PROBLEM
The pictures do not belong in the copy. Restate all of the records word for word.

GIVEN INFORMATION

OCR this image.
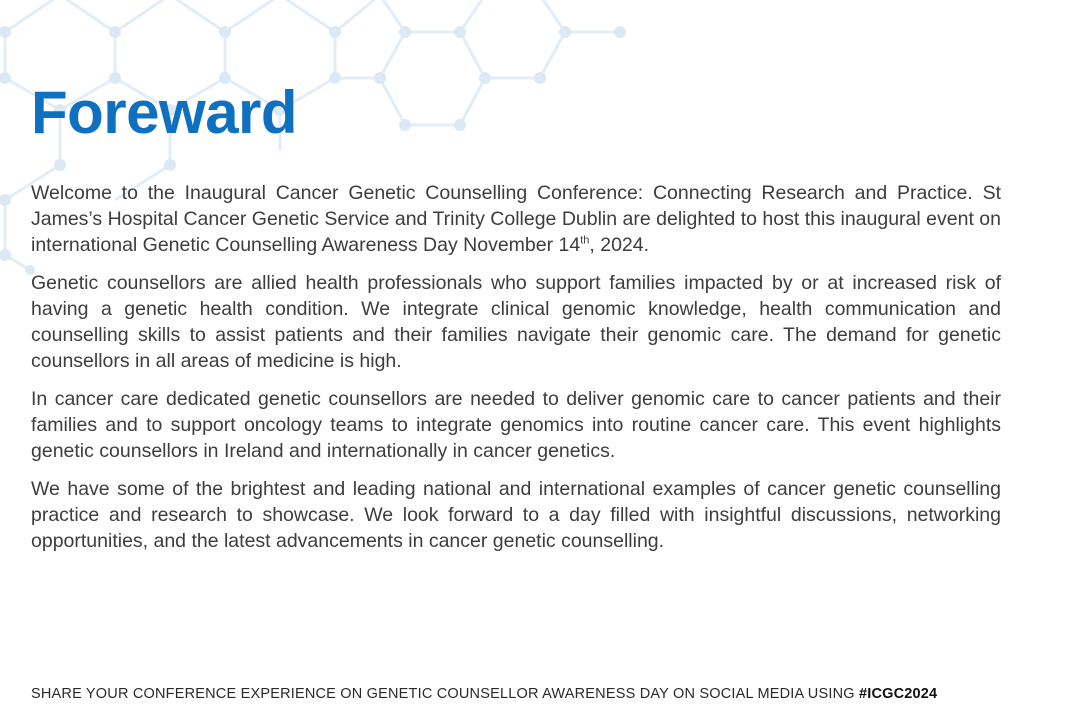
Foreward

Welcome to the Inaugural Cancer Genetic Counselling Conference: Connecting Research and Practice. St James’s Hospital Cancer Genetic Service and Trinity College Dublin are delighted to host this inaugural event on international Genetic Counselling Awareness Day November 14th, 2024.

Genetic counsellors are allied health professionals who support families impacted by or at increased risk of having a genetic health condition. We integrate clinical genomic knowledge, health communication and counselling skills to assist patients and their families navigate their genomic care. The demand for genetic counsellors in all areas of medicine is high.

In cancer care dedicated genetic counsellors are needed to deliver genomic care to cancer patients and their families and to support oncology teams to integrate genomics into routine cancer care. This event highlights genetic counsellors in Ireland and internationally in cancer genetics.

We have some of the brightest and leading national and international examples of cancer genetic counselling practice and research to showcase. We look forward to a day filled with insightful discussions, networking opportunities, and the latest advancements in cancer genetic counselling.

SHARE YOUR CONFERENCE EXPERIENCE ON GENETIC COUNSELLOR AWARENESS DAY ON SOCIAL MEDIA USING #ICGC2024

TASK SOLUTION
OCR this image.
Foreward

Welcome to the Inaugural Cancer Genetic Counselling Conference: Connecting Research and Practice. St James’s Hospital Cancer Genetic Service and Trinity College Dublin are delighted to host this inaugural event on international Genetic Counselling Awareness Day November 14th, 2024.

Genetic counsellors are allied health professionals who support families impacted by or at increased risk of having a genetic health condition. We integrate clinical genomic knowledge, health communication and counselling skills to assist patients and their families navigate their genomic care. The demand for genetic counsellors in all areas of medicine is high.

In cancer care dedicated genetic counsellors are needed to deliver genomic care to cancer patients and their families and to support oncology teams to integrate genomics into routine cancer care. This event highlights genetic counsellors in Ireland and internationally in cancer genetics.

We have some of the brightest and leading national and international examples of cancer genetic counselling practice and research to showcase. We look forward to a day filled with insightful discussions, networking opportunities, and the latest advancements in cancer genetic counselling.

SHARE YOUR CONFERENCE EXPERIENCE ON GENETIC COUNSELLOR AWARENESS DAY ON SOCIAL MEDIA USING #ICGC2024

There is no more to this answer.